##### Material to process #####
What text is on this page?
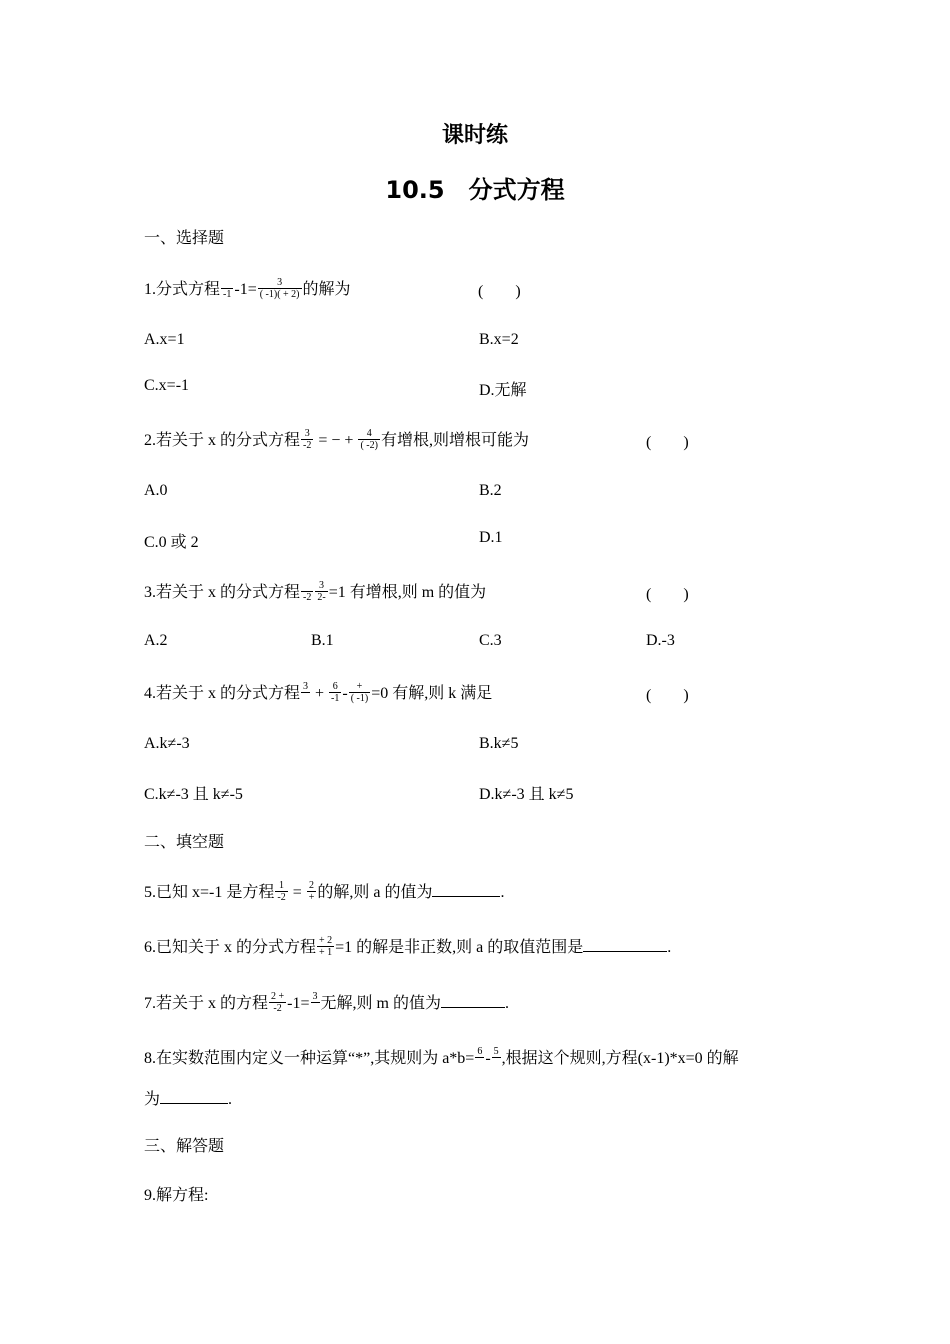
课时练
10.5　分式方程
一、选择题
1.分式方程 -1 $-1= \frac{3}{( -1)( + 2)}$ 的解为	(　　)
A.x=1	B.x=2
C.x=-1	D.无解
2.若关于 x 的分式方程 $\frac{3}{-2}$ = − + $\frac{4}{( -2)}$ 有增根,则增根可能为	(　　)
A.0	B.2
C.0 或 2	D.1
3.若关于 x 的分式方程 $-2 \frac{3}{2-} =1$ 有增根,则 m 的值为	(　　)
A.2	B.1	C.3	D.-3
4.若关于 x 的分式方程 $3 + \frac{6}{-1} - \frac{+}{( -1)} =0$ 有解,则 k 满足	(　　)
A.k≠-3	B.k≠5
C.k≠-3 且 k≠-5	D.k≠-3 且 k≠5
二、填空题
5.已知 x=-1 是方程 $\frac{1}{-2} = \frac{2}{+}$ 的解,则 a 的值为	.
6.已知关于 x 的分式方程 $\frac{+ 2}{+ 1} =1$ 的解是非正数,则 a 的取值范围是	.
7.若关于 x 的方程 $\frac{2 +}{-2} -1= 3$ 无解,则 m 的值为	.
8.在实数范围内定义一种运算“*”,其规则为 a*b= 6 - 5 ,根据这个规则,方程(x-1)*x=0 的解
为	.
三、解答题
9.解方程:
#####
Exercise directions: Select all lines in the listing that include the word "frac".

Result for this task:
1.分式方程 -1 $-1= \frac{3}{( -1)( + 2)}$ 的解为	(　　)
2.若关于 x 的分式方程 $\frac{3}{-2}$ = − + $\frac{4}{( -2)}$ 有增根,则增根可能为	(　　)
3.若关于 x 的分式方程 $-2 \frac{3}{2-} =1$ 有增根,则 m 的值为	(　　)
4.若关于 x 的分式方程 $3 + \frac{6}{-1} - \frac{+}{( -1)} =0$ 有解,则 k 满足	(　　)
5.已知 x=-1 是方程 $\frac{1}{-2} = \frac{2}{+}$ 的解,则 a 的值为	.
6.已知关于 x 的分式方程 $\frac{+ 2}{+ 1} =1$ 的解是非正数,则 a 的取值范围是	.
7.若关于 x 的方程 $\frac{2 +}{-2} -1= 3$ 无解,则 m 的值为	.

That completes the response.